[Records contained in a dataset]

◇ ◇ ◇ ◇

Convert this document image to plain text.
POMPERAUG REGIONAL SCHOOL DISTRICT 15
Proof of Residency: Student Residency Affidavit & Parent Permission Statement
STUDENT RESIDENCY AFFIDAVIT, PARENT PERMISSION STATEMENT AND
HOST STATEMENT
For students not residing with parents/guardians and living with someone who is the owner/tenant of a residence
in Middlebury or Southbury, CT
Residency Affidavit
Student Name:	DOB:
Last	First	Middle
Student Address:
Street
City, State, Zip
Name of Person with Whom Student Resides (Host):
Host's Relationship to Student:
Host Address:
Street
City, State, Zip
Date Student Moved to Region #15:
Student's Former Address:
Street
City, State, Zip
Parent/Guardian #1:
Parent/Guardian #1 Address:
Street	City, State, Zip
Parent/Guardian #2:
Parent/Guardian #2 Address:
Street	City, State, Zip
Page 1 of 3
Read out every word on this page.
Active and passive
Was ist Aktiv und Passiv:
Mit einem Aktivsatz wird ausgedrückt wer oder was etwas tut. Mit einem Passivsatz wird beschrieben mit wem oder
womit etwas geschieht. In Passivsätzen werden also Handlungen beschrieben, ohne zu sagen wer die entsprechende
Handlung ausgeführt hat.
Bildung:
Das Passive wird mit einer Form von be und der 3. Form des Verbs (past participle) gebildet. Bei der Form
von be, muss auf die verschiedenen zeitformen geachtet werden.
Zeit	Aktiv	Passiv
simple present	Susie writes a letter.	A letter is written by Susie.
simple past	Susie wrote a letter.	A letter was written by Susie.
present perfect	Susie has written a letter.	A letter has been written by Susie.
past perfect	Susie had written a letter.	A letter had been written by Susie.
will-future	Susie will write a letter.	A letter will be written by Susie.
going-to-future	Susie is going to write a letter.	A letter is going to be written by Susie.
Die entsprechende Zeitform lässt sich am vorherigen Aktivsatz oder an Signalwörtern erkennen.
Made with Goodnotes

◇ ◇ ◇ ◇

- _Work instructions_:
Write all of the records out again exactly.

- _Solved problem_:
Convert this document image to plain text.
POMPERAUG REGIONAL SCHOOL DISTRICT 15
Proof of Residency: Student Residency Affidavit & Parent Permission Statement
STUDENT RESIDENCY AFFIDAVIT, PARENT PERMISSION STATEMENT AND
HOST STATEMENT
For students not residing with parents/guardians and living with someone who is the owner/tenant of a residence
in Middlebury or Southbury, CT
Residency Affidavit
Student Name:	DOB:
Last	First	Middle
Student Address:
Street
City, State, Zip
Name of Person with Whom Student Resides (Host):
Host's Relationship to Student:
Host Address:
Street
City, State, Zip
Date Student Moved to Region #15:
Student's Former Address:
Street
City, State, Zip
Parent/Guardian #1:
Parent/Guardian #1 Address:
Street	City, State, Zip
Parent/Guardian #2:
Parent/Guardian #2 Address:
Street	City, State, Zip
Page 1 of 3
Read out every word on this page.
Active and passive
Was ist Aktiv und Passiv:
Mit einem Aktivsatz wird ausgedrückt wer oder was etwas tut. Mit einem Passivsatz wird beschrieben mit wem oder
womit etwas geschieht. In Passivsätzen werden also Handlungen beschrieben, ohne zu sagen wer die entsprechende
Handlung ausgeführt hat.
Bildung:
Das Passive wird mit einer Form von be und der 3. Form des Verbs (past participle) gebildet. Bei der Form
von be, muss auf die verschiedenen zeitformen geachtet werden.
Zeit	Aktiv	Passiv
simple present	Susie writes a letter.	A letter is written by Susie.
simple past	Susie wrote a letter.	A letter was written by Susie.
present perfect	Susie has written a letter.	A letter has been written by Susie.
past perfect	Susie had written a letter.	A letter had been written by Susie.
will-future	Susie will write a letter.	A letter will be written by Susie.
going-to-future	Susie is going to write a letter.	A letter is going to be written by Susie.
Die entsprechende Zeitform lässt sich am vorherigen Aktivsatz oder an Signalwörtern erkennen.
Made with Goodnotes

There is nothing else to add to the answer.